• [ВЫПОЛНИТЕ ЗАДАНИЯ]:
1. Опираясь на фрагмент воспоминаний о Луговском, объясните в одном–трех предложениях, почему вошедшего в комнату человека в первую минуту не узнали.
2. Ответьте по фрагменту воспоминаний о Луговском на вопросы, каждый ответ с новой строки:
(a) Как поэты того поколения называли тогда Луговского?
(b) С какого фронта вернулся в Москву рассказчик в первых числах августа 1941 года и на какой фронт собирался ехать дальше?
(c) С какого фронта вернулся Луговской?
3. Продолжите фрагмент воспоминаний о Луговском после его последнего предложения.

• [РАЗДЕЛ ДОКУМЕНТА]:
* * * * * * * * *

Вы, по-моему, очень хорошо, тактично и достойно сказали о периоде Великой отечественной войны в творчестве Луговского. Это был очень тяжелый для него период, и хорошо, что в книге сказано о нем кратко, честно и достойно, без всего лишнего и привходящего, но может быть, Вам пригодится одно мое соображение, которое хочу изложить Вам.
Я, как и многие из поэтов моего поколения, близких Луговскому и очень любивших его, тяжело пережил его собственную драму военных лет. Мы ждали другого, ждали, что это будет один из самых сильных и мужественных голосов нашей поэзии в эту тяжкую годину, ждали мы и личного мужества, ждали, что уж кто-кто, а «дядя Володя», как мы звали тогда Луговского, – пройдет всю войну с армией.
Этого не случилось. У каждого из нас возник вопрос: «Почему?» И под влиянием этого вопроса мы даже помимо собственной воли с горечью переоценивали кое-что и в прошлом – рассказы о Гражданской войне, о басмачестве.
Представление о Луговском, как об учителе мужества, поколебалось. Вернее, то, что он говорил, осталось в сердце, но представление о личности, стоявшей за этими верными, мужественными словами, заколебалось.
В первых числах августа 1941 года я, после возвращения с Западного фронта и перед поездкой на Южный, провел около недели в Москве. У меня был приступ аппендицита, и я лежал на квартире у матери. Однажды днем позвонили, мать пошла открывать, долго не возвращалась. Потом в комнату, где я лежал, вошел человек, которого я в первую минуту не узнал – так невообразимо он переменился: это был Луговской, вернувшийся с Северо-Западного фронта.
Он страшно постарел, у него дрожали руки, он плохо ходил, волочил ногу и вообще производил впечатление человека, только что перенесшего какую-то ужасную катастрофу, потрясенного и морально, и совершенно выведенного из строя физически.
Он сказал, что он заболел на фронте, что ужасно себя чувствует что, видимо, придется ложиться в больницу. И в том, что он действительно болен, не могло быть никаких сомнений, – их у меня и не возникло… Я видел, что Луговской тяжко болен физически, но я почувствовал – не мог этого не почувствовать – меру его морального потрясения.

* * * * * * * * *

• [РАЗДЕЛ ДАННЫХ]:
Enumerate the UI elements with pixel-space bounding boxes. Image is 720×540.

* * * * * * * * *

• [СПИСОК ОТВЕТОВ]:
1. Луговской, вернувшийся с Северо-Западного фронта, невообразимо переменился. Он страшно постарел, у него дрожали руки, он плохо ходил и волочил ногу.

2.
(a) «Дядя Володя».
(b) Вернулся с Западного фронта, собирался на Южный.
(c) С Северо-Западного фронта.

3.
Я видел на фронте таких потрясенных случившимся людей, я видел людей, поставленных на грань безумия обрушившимися на них событиями и даже перешедших эту грань. То, что это могло случиться с человеком, меня не удивило, меня потрясло, что это могло случиться именно с Луговским. Это совершенно не вязалось для меня с тем обликом, который складывался до этого в моем сознании на протяжении ряда лет. В то же время я понимал, что Владимир Александрович болен физически, и о том, чтобы в таком состоянии возвращаться на фронт, – не может быть и речи.
Мы посидели и поговорили два или три тягостных часа, через два или три дня я уезжал на фронт и не видел Луговского вплоть до января 1943 года.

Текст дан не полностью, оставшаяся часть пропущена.